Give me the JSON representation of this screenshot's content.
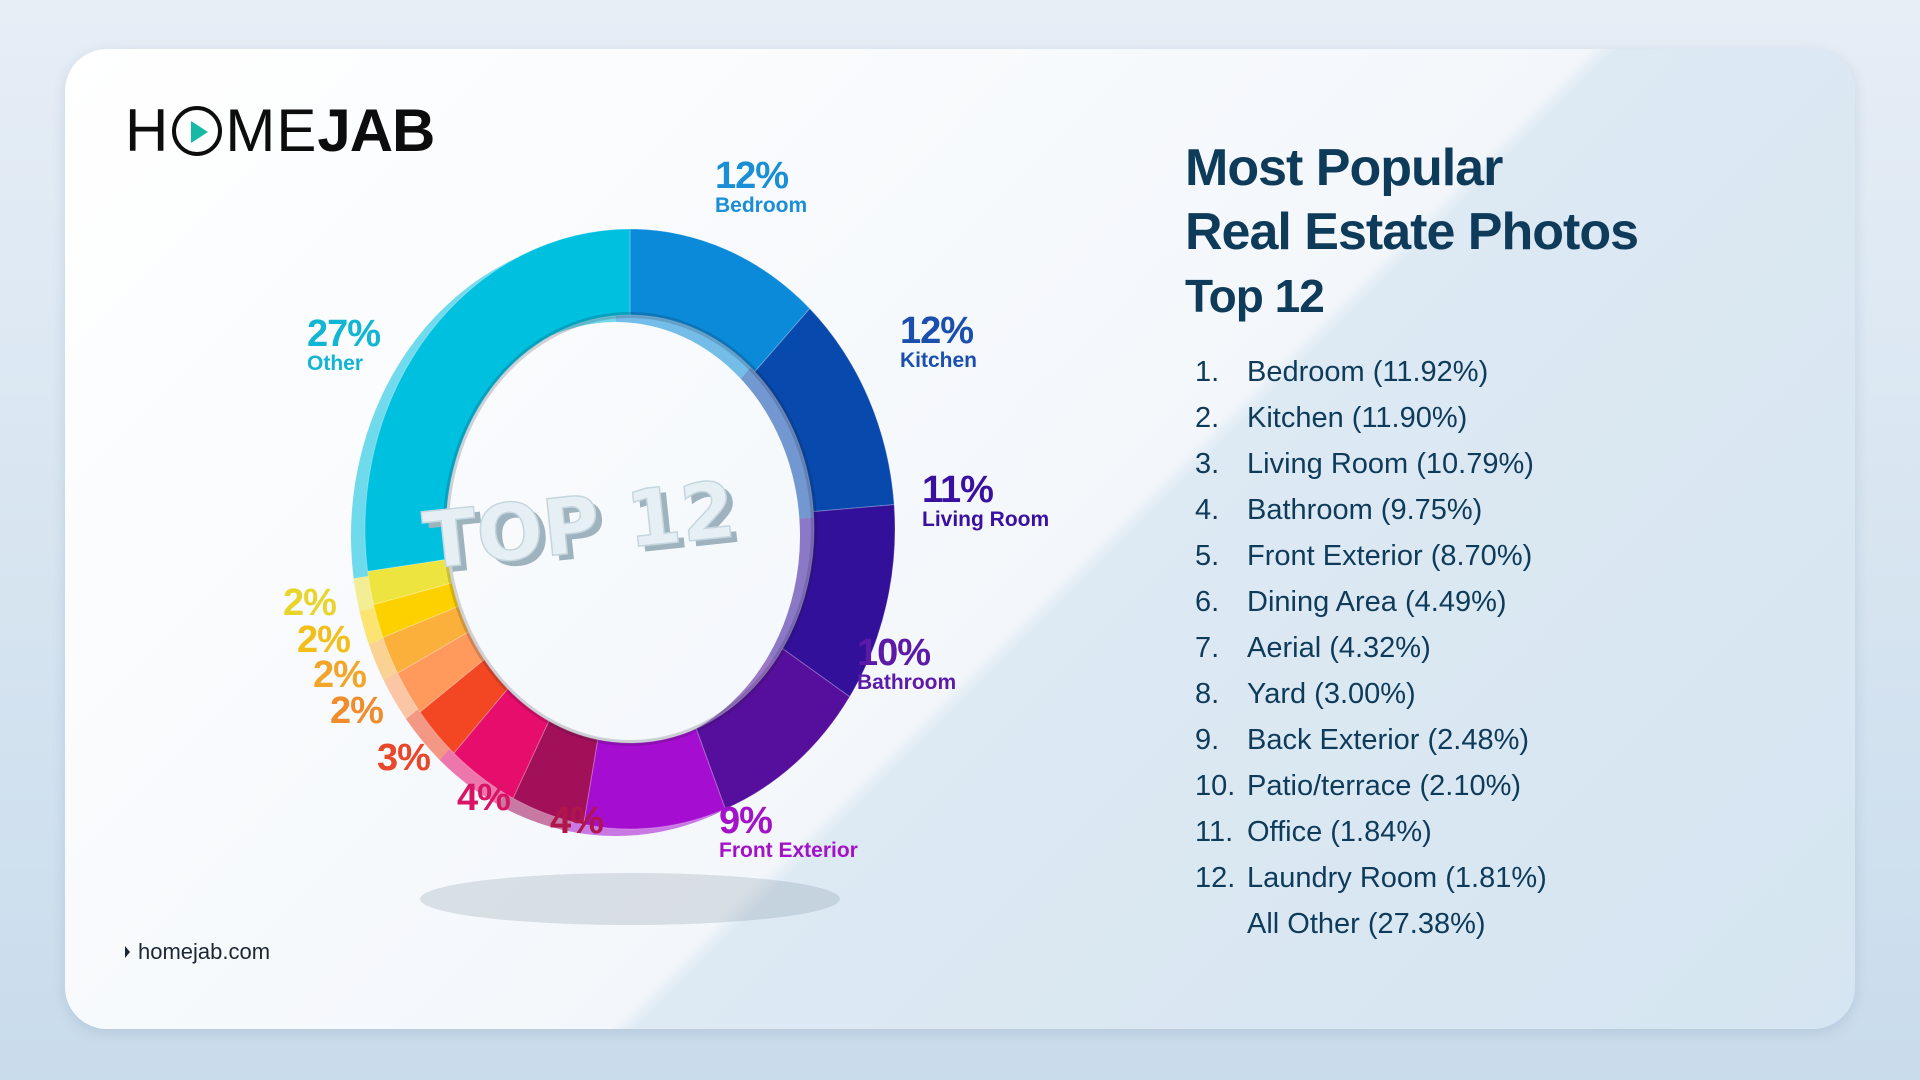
{
  "brand": {
    "logo_left": "H",
    "logo_mid": "ME",
    "logo_bold": "JAB",
    "website": "homejab.com"
  },
  "heading": {
    "title_line1": "Most Popular",
    "title_line2": "Real Estate Photos",
    "subtitle": "Top 12"
  },
  "list": [
    {
      "num": "1.",
      "text": "Bedroom (11.92%)"
    },
    {
      "num": "2.",
      "text": "Kitchen (11.90%)"
    },
    {
      "num": "3.",
      "text": "Living Room (10.79%)"
    },
    {
      "num": "4.",
      "text": "Bathroom (9.75%)"
    },
    {
      "num": "5.",
      "text": "Front Exterior (8.70%)"
    },
    {
      "num": "6.",
      "text": "Dining Area (4.49%)"
    },
    {
      "num": "7.",
      "text": "Aerial (4.32%)"
    },
    {
      "num": "8.",
      "text": "Yard (3.00%)"
    },
    {
      "num": "9.",
      "text": "Back Exterior (2.48%)"
    },
    {
      "num": "10.",
      "text": "Patio/terrace (2.10%)"
    },
    {
      "num": "11.",
      "text": "Office (1.84%)"
    },
    {
      "num": "12.",
      "text": "Laundry Room (1.81%)"
    },
    {
      "num": "",
      "text": "All Other (27.38%)"
    }
  ],
  "chart_data": {
    "type": "pie",
    "style": "donut",
    "center_text": "TOP 12",
    "categories": [
      "Bedroom",
      "Kitchen",
      "Living Room",
      "Bathroom",
      "Front Exterior",
      "Dining Area",
      "Aerial",
      "Yard",
      "Back Exterior",
      "Patio/terrace",
      "Office",
      "Laundry Room",
      "Other"
    ],
    "values": [
      11.92,
      11.9,
      10.79,
      9.75,
      8.7,
      4.49,
      4.32,
      3.0,
      2.48,
      2.1,
      1.84,
      1.81,
      27.38
    ],
    "labels": [
      {
        "pct": "12%",
        "name": "Bedroom",
        "color": "#1a8fd6"
      },
      {
        "pct": "12%",
        "name": "Kitchen",
        "color": "#1b4fae"
      },
      {
        "pct": "11%",
        "name": "Living Room",
        "color": "#3a10a0"
      },
      {
        "pct": "10%",
        "name": "Bathroom",
        "color": "#5c1aa8"
      },
      {
        "pct": "9%",
        "name": "Front Exterior",
        "color": "#a312c8"
      },
      {
        "pct": "4%",
        "name": "",
        "color": "#b0164c"
      },
      {
        "pct": "4%",
        "name": "",
        "color": "#d81565"
      },
      {
        "pct": "3%",
        "name": "",
        "color": "#e8472b"
      },
      {
        "pct": "2%",
        "name": "",
        "color": "#f08c2c"
      },
      {
        "pct": "2%",
        "name": "",
        "color": "#f3a52a"
      },
      {
        "pct": "2%",
        "name": "",
        "color": "#f2bf1a"
      },
      {
        "pct": "2%",
        "name": "",
        "color": "#e9d42c"
      },
      {
        "pct": "27%",
        "name": "Other",
        "color": "#13b6d2"
      }
    ],
    "colors": [
      "#0a8ad8",
      "#0849ad",
      "#33109a",
      "#560f9d",
      "#a50ed0",
      "#a3105a",
      "#e60d6c",
      "#f34724",
      "#ff9a5c",
      "#fbb03c",
      "#fdd100",
      "#eee43f",
      "#00c0e0"
    ],
    "title": "Most Popular Real Estate Photos"
  }
}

|---|

**Aim of the task:**
Copy every line of the listing that includes the string "Bathroom".

**Reply to the task:**
      "text": "Bathroom (9.75%)"
      "Bathroom",
        "name": "Bathroom",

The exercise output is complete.